#### SET TASK 1:
Repeat the lines of the layout coordinate data from the line containing "y-tick-label-12: 1.6225: [1116, 209, 1144, 218]" up to and including the line containing "candle-body-52: [430, 464, 436, 487]", character for character.
--- SELECTED EXTRACT ---
Only in Israel, or Only in Palestine?
Yuval Noah Harari 



The world is enjoying an era of unprecedented peace, so why are Israel and the Palestinians unable to reach an agreement? Here are the three anomalies of the Arab-Israeli conflict.

Yuval Noah Harari   SendSend me email alerts
Jul 07, 2014 9:20 AM

In the early 21st century, the world is enjoying an era of unprecedented peace. Not only has there been a sharp decline in the number and intensity of international wars, but the very definition of peace has changed. Once upon a time, peace meant simply “the absence of war.” Even when two kingdoms or tribes were “at peace,” the outbreak of war between them was still a plausible scenario. 

An iron law of international relations posited that “for every two nearby polities, there is a plausible scenario that they will be at war with one another within a year.” If Germany and France were at peace in 1913, it was completely reasonable to assume that by 1914 they would be tearing each other to pieces.

In the 21st century, this law of the jungle has been broken, and the concept of “peace” has taken on a new meaning. Today, peace isn’t just “the absence of war,” but rather “the implausibility of war.”
--- RECORDS ---
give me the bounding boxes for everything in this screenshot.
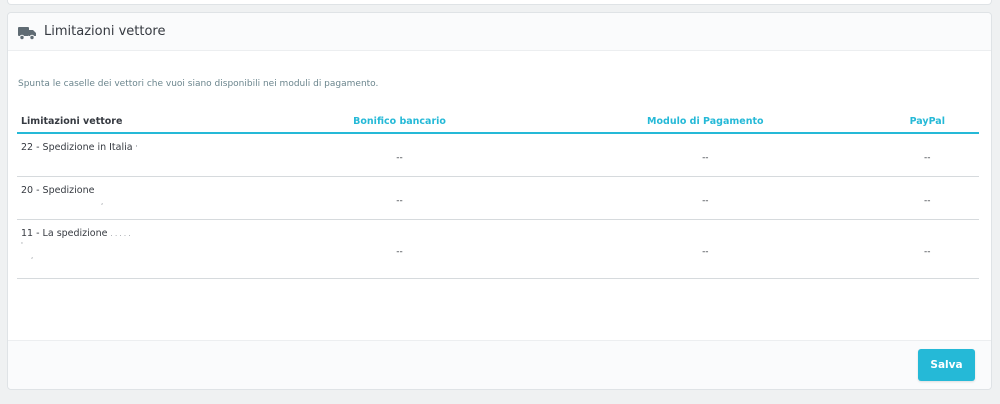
panel-title: Limitazioni vettore (44, 24, 166, 39)
panel-heading: Limitazioni vettore (8, 13, 991, 51)
paypal-cell[interactable]: -- (875, 133, 979, 177)
column-header-payment-module: Modulo di Pagamento (535, 111, 876, 134)
paypal-cell[interactable]: -- (875, 176, 979, 220)
payment-module-cell[interactable]: -- (535, 133, 876, 177)
bank-wire-cell[interactable]: -- (264, 133, 536, 177)
carrier-restrictions-table: Limitazioni vettore Bonifico bancario Mo… (17, 111, 979, 279)
column-header-paypal: PayPal (875, 111, 979, 134)
column-header-bank-wire: Bonifico bancario (264, 111, 536, 134)
payment-module-cell[interactable]: -- (535, 176, 876, 220)
panel-footer: Salva (8, 340, 991, 389)
carrier-name: 11 - La spedizione . . . . . ', (17, 219, 264, 279)
previous-panel-edge (7, 0, 992, 5)
bank-wire-cell[interactable]: -- (264, 219, 536, 279)
payment-module-cell[interactable]: -- (535, 219, 876, 279)
carrier-name: 20 - Spedizione, (17, 176, 264, 220)
carrier-name: 22 - Spedizione in Italia ' (17, 133, 264, 177)
truck-icon (18, 25, 36, 40)
carrier-restrictions-panel: Limitazioni vettore Spunta le caselle de… (7, 12, 992, 390)
paypal-cell[interactable]: -- (875, 219, 979, 279)
table-row: 11 - La spedizione . . . . . ', -- -- -- (17, 219, 979, 279)
bank-wire-cell[interactable]: -- (264, 176, 536, 220)
column-header-carrier: Limitazioni vettore (17, 111, 264, 134)
save-button[interactable]: Salva (918, 349, 975, 381)
panel-description: Spunta le caselle dei vettori che vuoi s… (18, 79, 379, 89)
table-row: 20 - Spedizione, -- -- -- (17, 176, 979, 220)
table-row: 22 - Spedizione in Italia ' -- -- -- (17, 133, 979, 177)
table-header-row: Limitazioni vettore Bonifico bancario Mo… (17, 111, 979, 134)
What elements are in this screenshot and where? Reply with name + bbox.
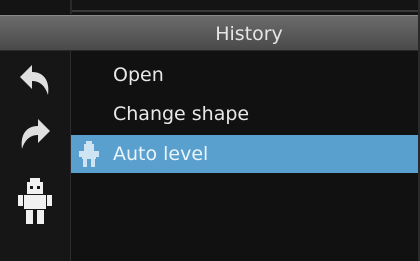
redo-arrow-icon: [21, 119, 50, 149]
panel-header: History: [0, 15, 418, 51]
history-item-label: Change shape: [113, 103, 250, 125]
undo-arrow-icon: [20, 65, 49, 95]
history-item-label: Auto level: [113, 143, 209, 165]
history-item-auto-level[interactable]: Auto level: [71, 135, 418, 173]
top-rule: [72, 10, 418, 12]
robot-button[interactable]: [12, 178, 58, 225]
history-list: Open Change shape Auto level: [71, 51, 418, 261]
history-item-open[interactable]: Open: [71, 56, 418, 94]
redo-button[interactable]: [12, 113, 58, 159]
history-item-label: Open: [113, 64, 164, 86]
robot-icon: [79, 141, 99, 167]
history-panel: History Open Change shape Auto level: [0, 0, 420, 261]
history-item-change-shape[interactable]: Change shape: [71, 95, 418, 133]
history-toolbar: [0, 51, 71, 261]
panel-title: History: [215, 23, 283, 45]
top-strip: [0, 0, 420, 14]
robot-icon: [18, 178, 52, 224]
undo-button[interactable]: [12, 59, 58, 105]
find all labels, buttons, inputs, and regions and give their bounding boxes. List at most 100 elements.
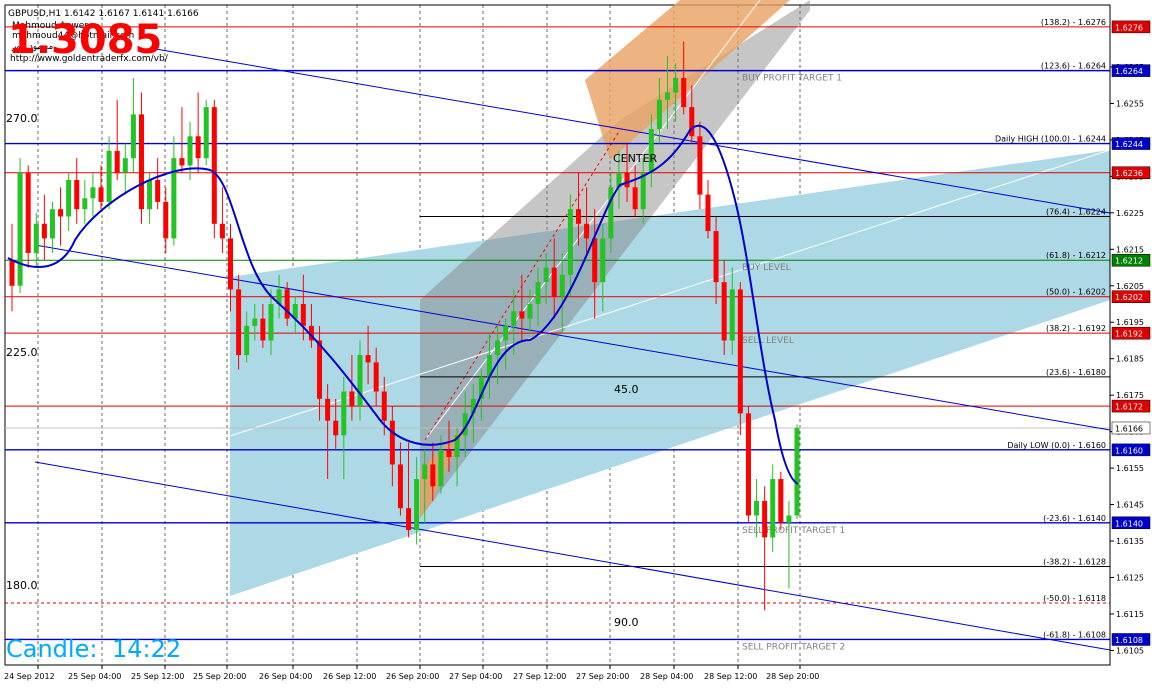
y-tick-label-12: 1.6225: [1116, 209, 1144, 218]
angle-label-1: 225.0: [6, 346, 38, 359]
candle-body-24: [203, 107, 209, 159]
candle-body-71: [584, 223, 590, 239]
candle-body-0: [9, 260, 15, 286]
level-1-6264-label: (123.6) - 1.6264: [1041, 62, 1106, 71]
candle-body-16: [138, 114, 144, 210]
candle-body-90: [737, 289, 743, 414]
candle-body-52: [430, 464, 436, 487]
level-1-6224-label: (76.4) - 1.6224: [1046, 207, 1106, 216]
candle-body-3: [33, 223, 39, 253]
level-1-6140-target-text: SELL PROFIT TARGET 1: [742, 526, 845, 536]
candle-body-63: [519, 311, 525, 319]
candle-body-30: [252, 318, 258, 326]
level-1-6108-badge-text: 1.6108: [1115, 636, 1143, 645]
candle-body-40: [333, 420, 339, 436]
candle-body-10: [90, 187, 96, 199]
level-1-6212-badge-text: 1.6212: [1115, 257, 1143, 266]
level-1-6118-label: (-50.0) - 1.6118: [1043, 594, 1106, 603]
level-1-6166-badge-text: 1.6166: [1115, 424, 1143, 433]
x-tick-label-11: 28 Sep 12:00: [704, 672, 757, 681]
y-tick-label-0: 1.6105: [1116, 646, 1144, 655]
y-tick-label-15: 1.6255: [1116, 99, 1144, 108]
candle-body-62: [511, 311, 517, 326]
candle-body-15: [130, 114, 136, 159]
level-1-6160-badge-text: 1.6160: [1115, 446, 1143, 455]
price-chart[interactable]: (138.2) - 1.6276 (123.6) - 1.6264 BUY PROF…: [0, 0, 1152, 686]
candle-body-46: [381, 391, 387, 421]
candle-body-29: [244, 325, 250, 356]
candle-body-13: [114, 150, 120, 173]
x-tick-label-7: 27 Sep 04:00: [449, 672, 502, 681]
candle-body-9: [82, 198, 88, 210]
candle-body-69: [567, 209, 573, 275]
candle-body-31: [260, 318, 266, 341]
candle-body-54: [446, 449, 452, 458]
candle-body-8: [74, 180, 80, 210]
candle-body-76: [624, 172, 630, 188]
candle-body-66: [543, 267, 549, 283]
level-1-6172-badge-text: 1.6172: [1115, 403, 1143, 412]
level-1-6192-badge-text: 1.6192: [1115, 330, 1143, 339]
gann-label-0: 45.0: [614, 383, 639, 396]
y-tick-label-5: 1.6155: [1116, 464, 1144, 473]
candle-body-78: [640, 172, 646, 210]
candle-body-72: [592, 238, 598, 283]
candle-body-81: [665, 92, 671, 100]
candle-body-91: [745, 413, 751, 516]
candle-body-88: [721, 282, 727, 341]
level-1-6244-label: Daily HIGH (100.0) - 1.6244: [995, 135, 1106, 144]
candle-body-97: [794, 427, 800, 516]
level-1-6244-badge-text: 1.6244: [1115, 140, 1143, 149]
level-1-6276-label: (138.2) - 1.6276: [1041, 18, 1106, 27]
big-price-number: 1.3085: [8, 17, 162, 63]
candle-body-39: [325, 398, 331, 421]
y-tick-label-7: 1.6175: [1116, 391, 1144, 400]
y-tick-label-11: 1.6215: [1116, 245, 1144, 254]
candle-body-18: [155, 180, 161, 202]
candle-body-17: [147, 180, 153, 210]
y-tick-label-9: 1.6195: [1116, 318, 1144, 327]
candle-body-38: [317, 340, 323, 399]
candle-body-34: [284, 289, 290, 319]
level-1-6108-target-text: SELL PROFIT TARGET 2: [742, 642, 845, 652]
candle-body-60: [495, 340, 501, 356]
y-tick-label-4: 1.6145: [1116, 501, 1144, 510]
candle-body-50: [414, 479, 420, 531]
x-tick-label-3: 25 Sep 20:00: [193, 672, 246, 681]
candle-body-12: [106, 150, 112, 202]
candle-body-83: [681, 77, 687, 108]
candle-body-86: [705, 194, 711, 232]
level-1-6192-target-text: SELL LEVEL: [742, 336, 794, 346]
level-1-6212-label: (61.8) - 1.6212: [1046, 251, 1106, 260]
candle-body-85: [697, 136, 703, 195]
x-tick-label-6: 26 Sep 20:00: [386, 672, 439, 681]
level-1-6264-target-text: BUY PROFIT TARGET 1: [742, 74, 842, 84]
candle-body-48: [397, 464, 403, 509]
candle-body-2: [25, 172, 31, 253]
candle-body-80: [656, 99, 662, 129]
level-1-6264-badge-text: 1.6264: [1115, 67, 1143, 76]
level-1-6128-label: (-38.2) - 1.6128: [1043, 558, 1106, 567]
candle-body-51: [422, 464, 428, 480]
level-1-6140-label: (-23.6) - 1.6140: [1043, 514, 1106, 523]
candle-body-67: [551, 267, 557, 297]
level-1-6192-label: (38.2) - 1.6192: [1046, 324, 1106, 333]
x-tick-label-9: 27 Sep 20:00: [576, 672, 629, 681]
y-tick-label-10: 1.6205: [1116, 282, 1144, 291]
level-1-6108-label: (-61.8) - 1.6108: [1043, 630, 1106, 639]
candle-body-96: [786, 515, 792, 523]
candle-body-47: [389, 420, 395, 465]
candle-body-36: [300, 304, 306, 326]
candle-body-93: [762, 500, 768, 538]
candle-body-45: [373, 362, 379, 392]
chart-root: (138.2) - 1.6276 (123.6) - 1.6264 BUY PROF…: [0, 0, 1152, 686]
candle-body-26: [219, 223, 225, 239]
candle-body-42: [349, 391, 355, 407]
level-1-6180-label: (23.6) - 1.6180: [1046, 368, 1106, 377]
level-1-6160-label: Daily LOW (0.0) - 1.6160: [1007, 441, 1106, 450]
level-1-6276-badge-text: 1.6276: [1115, 23, 1143, 32]
candle-body-32: [268, 304, 274, 341]
candle-body-1: [17, 172, 23, 286]
candle-body-22: [187, 136, 193, 166]
candle-body-74: [608, 187, 614, 239]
---
#### SET TASK 2:
Copy the passage of the article on Israel and Palestine from "An iron law" up to and including "other to pieces." word for word.

#### WORKED SOLUTION 1:
y-tick-label-12: 1.6225: [1116, 209, 1144, 218]
angle-label-1: 225.0: [6, 346, 38, 359]
candle-body-24: [203, 107, 209, 159]
candle-body-71: [584, 223, 590, 239]
candle-body-0: [9, 260, 15, 286]
level-1-6264-label: (123.6) - 1.6264: [1041, 62, 1106, 71]
candle-body-16: [138, 114, 144, 210]
candle-body-90: [737, 289, 743, 414]
candle-body-52: [430, 464, 436, 487]

#### WORKED SOLUTION 2:
An iron law of international relations posited that “for every two nearby polities, there is a plausible scenario that they will be at war with one another within a year.” If Germany and France were at peace in 1913, it was completely reasonable to assume that by 1914 they would be tearing each other to pieces.